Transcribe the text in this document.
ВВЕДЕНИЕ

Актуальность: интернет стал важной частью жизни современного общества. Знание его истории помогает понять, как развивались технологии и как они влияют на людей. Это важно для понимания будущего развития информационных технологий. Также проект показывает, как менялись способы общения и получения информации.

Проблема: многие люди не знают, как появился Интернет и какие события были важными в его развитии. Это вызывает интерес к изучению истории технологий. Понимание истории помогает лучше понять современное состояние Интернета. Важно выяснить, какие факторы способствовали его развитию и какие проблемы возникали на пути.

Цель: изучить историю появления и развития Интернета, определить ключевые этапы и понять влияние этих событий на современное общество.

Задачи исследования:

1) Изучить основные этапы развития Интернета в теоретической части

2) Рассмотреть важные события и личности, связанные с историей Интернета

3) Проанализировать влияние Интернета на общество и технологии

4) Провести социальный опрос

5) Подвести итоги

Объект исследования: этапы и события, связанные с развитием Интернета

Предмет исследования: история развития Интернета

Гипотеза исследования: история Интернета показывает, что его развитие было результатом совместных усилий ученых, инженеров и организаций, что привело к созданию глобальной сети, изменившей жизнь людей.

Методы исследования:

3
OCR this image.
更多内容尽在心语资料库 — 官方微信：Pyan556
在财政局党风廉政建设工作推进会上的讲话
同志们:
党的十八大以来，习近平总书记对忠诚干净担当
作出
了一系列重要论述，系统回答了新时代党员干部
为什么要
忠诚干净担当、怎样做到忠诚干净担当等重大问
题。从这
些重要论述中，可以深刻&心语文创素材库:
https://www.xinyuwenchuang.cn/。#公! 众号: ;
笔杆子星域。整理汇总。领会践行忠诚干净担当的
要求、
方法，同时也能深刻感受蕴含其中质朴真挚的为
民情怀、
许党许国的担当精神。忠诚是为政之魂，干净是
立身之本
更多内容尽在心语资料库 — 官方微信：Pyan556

TASK TO COMPLETE: The records above should be returned exactly.

ANSWER TO THE EXERCISE:
Transcribe the text in this document.
ВВЕДЕНИЕ

Актуальность: интернет стал важной частью жизни современного общества. Знание его истории помогает понять, как развивались технологии и как они влияют на людей. Это важно для понимания будущего развития информационных технологий. Также проект показывает, как менялись способы общения и получения информации.

Проблема: многие люди не знают, как появился Интернет и какие события были важными в его развитии. Это вызывает интерес к изучению истории технологий. Понимание истории помогает лучше понять современное состояние Интернета. Важно выяснить, какие факторы способствовали его развитию и какие проблемы возникали на пути.

Цель: изучить историю появления и развития Интернета, определить ключевые этапы и понять влияние этих событий на современное общество.

Задачи исследования:

1) Изучить основные этапы развития Интернета в теоретической части

2) Рассмотреть важные события и личности, связанные с историей Интернета

3) Проанализировать влияние Интернета на общество и технологии

4) Провести социальный опрос

5) Подвести итоги

Объект исследования: этапы и события, связанные с развитием Интернета

Предмет исследования: история развития Интернета

Гипотеза исследования: история Интернета показывает, что его развитие было результатом совместных усилий ученых, инженеров и организаций, что привело к созданию глобальной сети, изменившей жизнь людей.

Методы исследования:

3
OCR this image.
更多内容尽在心语资料库 — 官方微信：Pyan556
在财政局党风廉政建设工作推进会上的讲话
同志们:
党的十八大以来，习近平总书记对忠诚干净担当
作出
了一系列重要论述，系统回答了新时代党员干部
为什么要
忠诚干净担当、怎样做到忠诚干净担当等重大问
题。从这
些重要论述中，可以深刻&心语文创素材库:
https://www.xinyuwenchuang.cn/。#公! 众号: ;
笔杆子星域。整理汇总。领会践行忠诚干净担当的
要求、
方法，同时也能深刻感受蕴含其中质朴真挚的为
民情怀、
许党许国的担当精神。忠诚是为政之魂，干净是
立身之本
更多内容尽在心语资料库 — 官方微信：Pyan556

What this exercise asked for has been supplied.